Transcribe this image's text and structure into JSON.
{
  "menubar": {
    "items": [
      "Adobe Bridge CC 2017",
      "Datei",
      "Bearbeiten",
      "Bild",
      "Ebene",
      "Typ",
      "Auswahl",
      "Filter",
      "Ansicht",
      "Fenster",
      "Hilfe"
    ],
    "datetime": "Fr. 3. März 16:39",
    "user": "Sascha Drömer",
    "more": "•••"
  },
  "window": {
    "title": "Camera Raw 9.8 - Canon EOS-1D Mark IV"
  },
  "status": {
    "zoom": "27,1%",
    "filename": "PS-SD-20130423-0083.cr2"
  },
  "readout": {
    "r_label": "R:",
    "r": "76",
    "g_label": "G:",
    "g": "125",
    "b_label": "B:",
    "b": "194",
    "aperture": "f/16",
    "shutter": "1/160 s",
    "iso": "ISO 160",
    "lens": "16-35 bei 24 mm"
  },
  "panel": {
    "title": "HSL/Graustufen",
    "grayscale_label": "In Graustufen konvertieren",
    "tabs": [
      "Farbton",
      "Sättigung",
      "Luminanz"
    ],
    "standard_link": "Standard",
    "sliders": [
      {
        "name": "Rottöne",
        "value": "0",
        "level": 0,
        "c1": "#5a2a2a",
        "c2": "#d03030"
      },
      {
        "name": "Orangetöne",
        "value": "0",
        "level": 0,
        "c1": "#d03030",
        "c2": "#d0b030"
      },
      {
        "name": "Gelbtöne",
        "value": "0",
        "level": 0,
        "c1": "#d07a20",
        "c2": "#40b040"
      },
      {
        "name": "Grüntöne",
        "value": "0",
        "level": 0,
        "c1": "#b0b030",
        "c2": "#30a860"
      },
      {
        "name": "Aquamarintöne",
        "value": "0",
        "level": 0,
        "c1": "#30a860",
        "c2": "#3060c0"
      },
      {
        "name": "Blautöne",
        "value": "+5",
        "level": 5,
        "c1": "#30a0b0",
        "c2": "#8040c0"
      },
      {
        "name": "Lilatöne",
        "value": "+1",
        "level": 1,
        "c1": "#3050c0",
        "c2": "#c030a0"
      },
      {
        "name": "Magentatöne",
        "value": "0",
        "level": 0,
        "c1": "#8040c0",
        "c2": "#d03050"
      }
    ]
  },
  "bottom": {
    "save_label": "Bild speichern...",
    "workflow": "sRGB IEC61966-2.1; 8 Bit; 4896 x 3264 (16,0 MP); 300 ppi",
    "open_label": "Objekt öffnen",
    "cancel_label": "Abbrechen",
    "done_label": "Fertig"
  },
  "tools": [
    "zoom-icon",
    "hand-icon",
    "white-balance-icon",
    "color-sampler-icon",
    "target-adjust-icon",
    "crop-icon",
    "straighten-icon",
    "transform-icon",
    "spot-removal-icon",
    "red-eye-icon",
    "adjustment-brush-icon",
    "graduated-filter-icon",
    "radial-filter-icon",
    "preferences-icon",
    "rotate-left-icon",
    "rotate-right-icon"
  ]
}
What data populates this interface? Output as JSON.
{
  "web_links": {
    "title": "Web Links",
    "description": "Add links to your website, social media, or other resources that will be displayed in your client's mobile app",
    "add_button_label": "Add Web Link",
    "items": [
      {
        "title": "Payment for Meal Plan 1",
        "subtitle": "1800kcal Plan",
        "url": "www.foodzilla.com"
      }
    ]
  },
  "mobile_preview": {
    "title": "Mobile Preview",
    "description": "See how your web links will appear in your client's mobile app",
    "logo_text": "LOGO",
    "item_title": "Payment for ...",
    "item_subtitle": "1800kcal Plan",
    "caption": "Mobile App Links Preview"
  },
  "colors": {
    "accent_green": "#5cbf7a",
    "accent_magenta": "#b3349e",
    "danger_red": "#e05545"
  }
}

### Exercise:
Output only the lines from the one holding "What data populates" through the last line above, exactly as they appear.

### Output for this exercise:
What data populates this interface? Output as JSON.
{
  "web_links": {
    "title": "Web Links",
    "description": "Add links to your website, social media, or other resources that will be displayed in your client's mobile app",
    "add_button_label": "Add Web Link",
    "items": [
      {
        "title": "Payment for Meal Plan 1",
        "subtitle": "1800kcal Plan",
        "url": "www.foodzilla.com"
      }
    ]
  },
  "mobile_preview": {
    "title": "Mobile Preview",
    "description": "See how your web links will appear in your client's mobile app",
    "logo_text": "LOGO",
    "item_title": "Payment for ...",
    "item_subtitle": "1800kcal Plan",
    "caption": "Mobile App Links Preview"
  },
  "colors": {
    "accent_green": "#5cbf7a",
    "accent_magenta": "#b3349e",
    "danger_red": "#e05545"
  }
}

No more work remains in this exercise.